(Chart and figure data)
'''
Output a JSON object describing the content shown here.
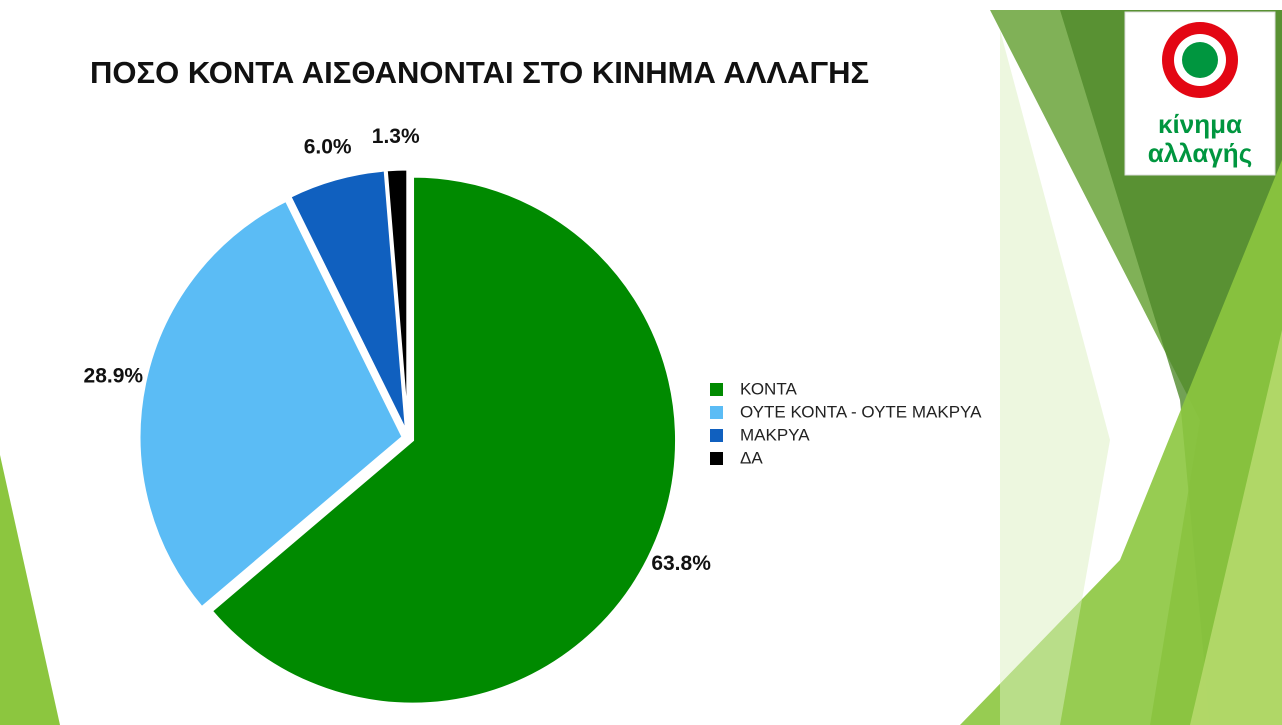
{
  "chart_data": {
    "type": "pie",
    "title": "ΠΟΣΟ ΚΟΝΤΑ ΑΙΣΘΑΝΟΝΤΑΙ ΣΤΟ ΚΙΝΗΜΑ ΑΛΛΑΓΗΣ",
    "categories": [
      "ΚΟΝΤΑ",
      "ΟΥΤΕ ΚΟΝΤΑ - ΟΥΤΕ ΜΑΚΡΥΑ",
      "ΜΑΚΡΥΑ",
      "ΔΑ"
    ],
    "values": [
      63.8,
      28.9,
      6.0,
      1.3
    ],
    "value_labels": [
      "63.8%",
      "28.9%",
      "6.0%",
      "1.3%"
    ],
    "colors": [
      "#008a00",
      "#5bbcf5",
      "#1060bf",
      "#000000"
    ],
    "legend": "right"
  },
  "logo_text": [
    "κίνημα",
    "αλλαγής"
  ]
}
'''
[INSTRUCTION]
The records above need to be restated word for word, with the pictures left out.

[OUTPUT OF THE EXERCISE]
Output a JSON object describing the content shown here.
{
  "chart_data": {
    "type": "pie",
    "title": "ΠΟΣΟ ΚΟΝΤΑ ΑΙΣΘΑΝΟΝΤΑΙ ΣΤΟ ΚΙΝΗΜΑ ΑΛΛΑΓΗΣ",
    "categories": [
      "ΚΟΝΤΑ",
      "ΟΥΤΕ ΚΟΝΤΑ - ΟΥΤΕ ΜΑΚΡΥΑ",
      "ΜΑΚΡΥΑ",
      "ΔΑ"
    ],
    "values": [
      63.8,
      28.9,
      6.0,
      1.3
    ],
    "value_labels": [
      "63.8%",
      "28.9%",
      "6.0%",
      "1.3%"
    ],
    "colors": [
      "#008a00",
      "#5bbcf5",
      "#1060bf",
      "#000000"
    ],
    "legend": "right"
  },
  "logo_text": [
    "κίνημα",
    "αλλαγής"
  ]
}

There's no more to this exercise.